**Requirements**
Gather all lines in the entries below that include the word "quality".

**Data for processing**
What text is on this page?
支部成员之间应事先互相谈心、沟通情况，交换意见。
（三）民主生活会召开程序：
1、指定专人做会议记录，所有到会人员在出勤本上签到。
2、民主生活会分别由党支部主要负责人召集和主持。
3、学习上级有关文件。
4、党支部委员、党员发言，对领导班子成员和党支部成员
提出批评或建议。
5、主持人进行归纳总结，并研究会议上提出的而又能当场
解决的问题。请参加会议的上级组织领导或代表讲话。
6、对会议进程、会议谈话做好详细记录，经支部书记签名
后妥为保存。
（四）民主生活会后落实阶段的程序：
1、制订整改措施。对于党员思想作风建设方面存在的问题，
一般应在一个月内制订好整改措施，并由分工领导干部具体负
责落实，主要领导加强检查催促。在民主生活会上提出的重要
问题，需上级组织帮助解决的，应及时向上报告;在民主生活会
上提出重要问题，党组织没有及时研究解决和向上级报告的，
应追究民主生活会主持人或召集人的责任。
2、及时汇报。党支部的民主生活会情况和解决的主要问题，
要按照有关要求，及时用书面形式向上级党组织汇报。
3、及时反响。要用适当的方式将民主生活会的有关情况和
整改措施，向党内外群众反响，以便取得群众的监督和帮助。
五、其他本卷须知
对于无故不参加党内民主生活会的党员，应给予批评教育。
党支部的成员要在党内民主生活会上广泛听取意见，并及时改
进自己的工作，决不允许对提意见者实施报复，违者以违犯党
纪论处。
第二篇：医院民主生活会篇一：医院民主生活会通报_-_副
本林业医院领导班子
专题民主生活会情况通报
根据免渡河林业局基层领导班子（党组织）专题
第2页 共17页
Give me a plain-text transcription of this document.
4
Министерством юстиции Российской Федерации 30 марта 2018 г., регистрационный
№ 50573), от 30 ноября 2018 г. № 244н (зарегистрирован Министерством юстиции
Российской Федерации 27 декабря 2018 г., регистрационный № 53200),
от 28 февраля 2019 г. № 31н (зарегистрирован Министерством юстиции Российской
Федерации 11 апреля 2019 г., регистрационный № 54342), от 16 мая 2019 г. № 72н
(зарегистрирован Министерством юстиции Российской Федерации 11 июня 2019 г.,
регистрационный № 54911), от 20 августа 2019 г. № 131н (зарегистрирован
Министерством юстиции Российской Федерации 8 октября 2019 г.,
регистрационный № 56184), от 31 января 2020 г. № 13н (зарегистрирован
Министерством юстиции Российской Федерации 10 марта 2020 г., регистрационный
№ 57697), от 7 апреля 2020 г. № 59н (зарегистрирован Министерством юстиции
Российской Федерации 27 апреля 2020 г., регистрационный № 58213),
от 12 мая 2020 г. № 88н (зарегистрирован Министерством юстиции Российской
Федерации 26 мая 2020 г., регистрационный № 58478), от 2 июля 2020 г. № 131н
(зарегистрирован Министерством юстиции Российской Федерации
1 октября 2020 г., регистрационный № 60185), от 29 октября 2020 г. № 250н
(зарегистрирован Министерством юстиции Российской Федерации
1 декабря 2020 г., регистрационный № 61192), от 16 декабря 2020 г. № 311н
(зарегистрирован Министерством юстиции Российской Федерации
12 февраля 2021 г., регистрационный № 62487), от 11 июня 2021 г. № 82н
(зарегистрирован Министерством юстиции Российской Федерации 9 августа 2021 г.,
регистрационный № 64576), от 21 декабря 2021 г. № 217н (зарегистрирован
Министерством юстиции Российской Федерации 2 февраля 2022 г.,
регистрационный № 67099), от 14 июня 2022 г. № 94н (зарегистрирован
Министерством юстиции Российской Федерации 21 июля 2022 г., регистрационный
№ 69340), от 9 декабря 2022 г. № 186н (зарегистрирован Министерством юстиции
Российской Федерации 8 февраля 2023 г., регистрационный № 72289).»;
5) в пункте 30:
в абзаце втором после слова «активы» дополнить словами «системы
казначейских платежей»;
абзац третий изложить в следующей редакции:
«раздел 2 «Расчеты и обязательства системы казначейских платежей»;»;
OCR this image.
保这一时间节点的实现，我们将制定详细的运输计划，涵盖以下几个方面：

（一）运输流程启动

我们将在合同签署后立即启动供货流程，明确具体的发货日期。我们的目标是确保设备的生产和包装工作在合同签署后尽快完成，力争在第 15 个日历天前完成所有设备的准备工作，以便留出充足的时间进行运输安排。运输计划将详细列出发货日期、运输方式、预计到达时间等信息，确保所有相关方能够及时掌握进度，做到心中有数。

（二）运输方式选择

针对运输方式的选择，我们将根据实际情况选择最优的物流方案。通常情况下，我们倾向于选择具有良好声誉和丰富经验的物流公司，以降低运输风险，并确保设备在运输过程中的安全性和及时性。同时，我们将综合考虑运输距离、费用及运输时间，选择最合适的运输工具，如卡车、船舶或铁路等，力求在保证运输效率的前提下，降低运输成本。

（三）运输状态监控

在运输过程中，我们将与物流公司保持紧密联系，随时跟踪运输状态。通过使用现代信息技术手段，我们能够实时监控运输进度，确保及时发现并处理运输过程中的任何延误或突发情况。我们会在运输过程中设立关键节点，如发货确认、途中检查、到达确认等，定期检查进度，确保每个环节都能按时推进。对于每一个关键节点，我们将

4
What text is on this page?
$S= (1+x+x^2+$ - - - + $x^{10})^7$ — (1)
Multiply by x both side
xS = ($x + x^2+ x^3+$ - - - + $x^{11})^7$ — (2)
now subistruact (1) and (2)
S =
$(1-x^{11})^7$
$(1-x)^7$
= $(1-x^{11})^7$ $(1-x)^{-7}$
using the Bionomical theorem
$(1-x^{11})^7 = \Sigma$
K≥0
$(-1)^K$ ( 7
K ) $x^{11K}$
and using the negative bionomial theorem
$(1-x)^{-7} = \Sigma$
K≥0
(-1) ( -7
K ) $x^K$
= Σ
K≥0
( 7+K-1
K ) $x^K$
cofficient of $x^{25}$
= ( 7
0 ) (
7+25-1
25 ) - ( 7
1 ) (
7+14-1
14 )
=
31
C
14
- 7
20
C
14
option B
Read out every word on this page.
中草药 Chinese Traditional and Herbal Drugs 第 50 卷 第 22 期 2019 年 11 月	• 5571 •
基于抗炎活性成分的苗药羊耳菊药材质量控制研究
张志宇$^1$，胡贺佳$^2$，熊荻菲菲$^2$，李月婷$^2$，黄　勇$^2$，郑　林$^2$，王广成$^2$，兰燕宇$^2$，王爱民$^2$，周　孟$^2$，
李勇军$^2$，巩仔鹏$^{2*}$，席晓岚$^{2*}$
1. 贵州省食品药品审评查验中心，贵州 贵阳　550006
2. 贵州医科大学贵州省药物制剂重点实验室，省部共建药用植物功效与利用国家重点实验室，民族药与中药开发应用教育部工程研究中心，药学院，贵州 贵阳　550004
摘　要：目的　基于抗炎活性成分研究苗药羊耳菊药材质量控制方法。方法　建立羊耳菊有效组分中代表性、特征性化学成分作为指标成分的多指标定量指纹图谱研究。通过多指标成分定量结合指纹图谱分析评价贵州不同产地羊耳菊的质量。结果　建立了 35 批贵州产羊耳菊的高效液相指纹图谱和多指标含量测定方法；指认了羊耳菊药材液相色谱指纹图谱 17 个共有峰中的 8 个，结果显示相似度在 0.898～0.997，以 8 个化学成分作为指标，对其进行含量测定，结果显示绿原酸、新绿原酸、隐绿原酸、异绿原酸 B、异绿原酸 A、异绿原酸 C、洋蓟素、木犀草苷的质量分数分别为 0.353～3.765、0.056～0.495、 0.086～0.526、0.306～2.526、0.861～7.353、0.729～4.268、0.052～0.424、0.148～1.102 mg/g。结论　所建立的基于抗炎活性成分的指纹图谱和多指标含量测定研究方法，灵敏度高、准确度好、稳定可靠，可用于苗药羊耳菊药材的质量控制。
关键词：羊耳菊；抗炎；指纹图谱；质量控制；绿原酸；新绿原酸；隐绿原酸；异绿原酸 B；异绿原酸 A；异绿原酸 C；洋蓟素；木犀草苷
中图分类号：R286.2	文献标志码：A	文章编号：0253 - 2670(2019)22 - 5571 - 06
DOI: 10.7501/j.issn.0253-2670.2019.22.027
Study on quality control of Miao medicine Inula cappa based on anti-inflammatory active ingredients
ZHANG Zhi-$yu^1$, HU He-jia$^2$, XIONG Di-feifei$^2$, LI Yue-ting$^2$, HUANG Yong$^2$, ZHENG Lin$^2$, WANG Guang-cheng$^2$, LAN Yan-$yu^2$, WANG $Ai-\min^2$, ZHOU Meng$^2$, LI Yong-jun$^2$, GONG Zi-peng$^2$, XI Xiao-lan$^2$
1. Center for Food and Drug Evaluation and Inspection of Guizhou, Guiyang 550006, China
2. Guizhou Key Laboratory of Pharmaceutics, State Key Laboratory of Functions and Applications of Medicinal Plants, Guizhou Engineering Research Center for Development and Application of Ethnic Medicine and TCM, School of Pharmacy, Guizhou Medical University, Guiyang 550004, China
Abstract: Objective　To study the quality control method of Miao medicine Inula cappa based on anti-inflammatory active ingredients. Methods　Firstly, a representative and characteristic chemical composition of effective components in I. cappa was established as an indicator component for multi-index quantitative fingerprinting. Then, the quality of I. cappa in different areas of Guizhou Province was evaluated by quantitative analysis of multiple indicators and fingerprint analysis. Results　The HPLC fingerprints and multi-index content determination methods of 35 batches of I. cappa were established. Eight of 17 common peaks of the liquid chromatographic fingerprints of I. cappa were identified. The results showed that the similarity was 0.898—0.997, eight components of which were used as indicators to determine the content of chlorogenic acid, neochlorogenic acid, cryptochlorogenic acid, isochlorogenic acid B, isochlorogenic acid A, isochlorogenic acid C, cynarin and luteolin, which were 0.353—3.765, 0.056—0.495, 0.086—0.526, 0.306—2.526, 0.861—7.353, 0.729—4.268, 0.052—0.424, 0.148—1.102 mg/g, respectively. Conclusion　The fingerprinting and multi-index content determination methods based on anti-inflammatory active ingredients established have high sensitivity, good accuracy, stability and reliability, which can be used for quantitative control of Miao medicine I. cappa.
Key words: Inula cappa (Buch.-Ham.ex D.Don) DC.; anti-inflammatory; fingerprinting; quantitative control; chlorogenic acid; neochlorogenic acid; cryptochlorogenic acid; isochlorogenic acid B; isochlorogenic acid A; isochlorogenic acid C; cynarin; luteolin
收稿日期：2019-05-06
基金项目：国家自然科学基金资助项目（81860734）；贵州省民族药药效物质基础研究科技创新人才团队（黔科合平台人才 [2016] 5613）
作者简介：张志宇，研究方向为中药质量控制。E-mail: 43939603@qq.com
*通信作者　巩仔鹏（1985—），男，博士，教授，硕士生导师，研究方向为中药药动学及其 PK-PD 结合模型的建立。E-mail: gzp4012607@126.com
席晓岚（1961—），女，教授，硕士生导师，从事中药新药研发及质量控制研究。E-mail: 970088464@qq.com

**Worked solution**
Study on quality control of Miao medicine Inula cappa based on anti-inflammatory active ingredients
Abstract: Objective　To study the quality control method of Miao medicine Inula cappa based on anti-inflammatory active ingredients. Methods　Firstly, a representative and characteristic chemical composition of effective components in I. cappa was established as an indicator component for multi-index quantitative fingerprinting. Then, the quality of I. cappa in different areas of Guizhou Province was evaluated by quantitative analysis of multiple indicators and fingerprint analysis. Results　The HPLC fingerprints and multi-index content determination methods of 35 batches of I. cappa were established. Eight of 17 common peaks of the liquid chromatographic fingerprints of I. cappa were identified. The results showed that the similarity was 0.898—0.997, eight components of which were used as indicators to determine the content of chlorogenic acid, neochlorogenic acid, cryptochlorogenic acid, isochlorogenic acid B, isochlorogenic acid A, isochlorogenic acid C, cynarin and luteolin, which were 0.353—3.765, 0.056—0.495, 0.086—0.526, 0.306—2.526, 0.861—7.353, 0.729—4.268, 0.052—0.424, 0.148—1.102 mg/g, respectively. Conclusion　The fingerprinting and multi-index content determination methods based on anti-inflammatory active ingredients established have high sensitivity, good accuracy, stability and reliability, which can be used for quantitative control of Miao medicine I. cappa.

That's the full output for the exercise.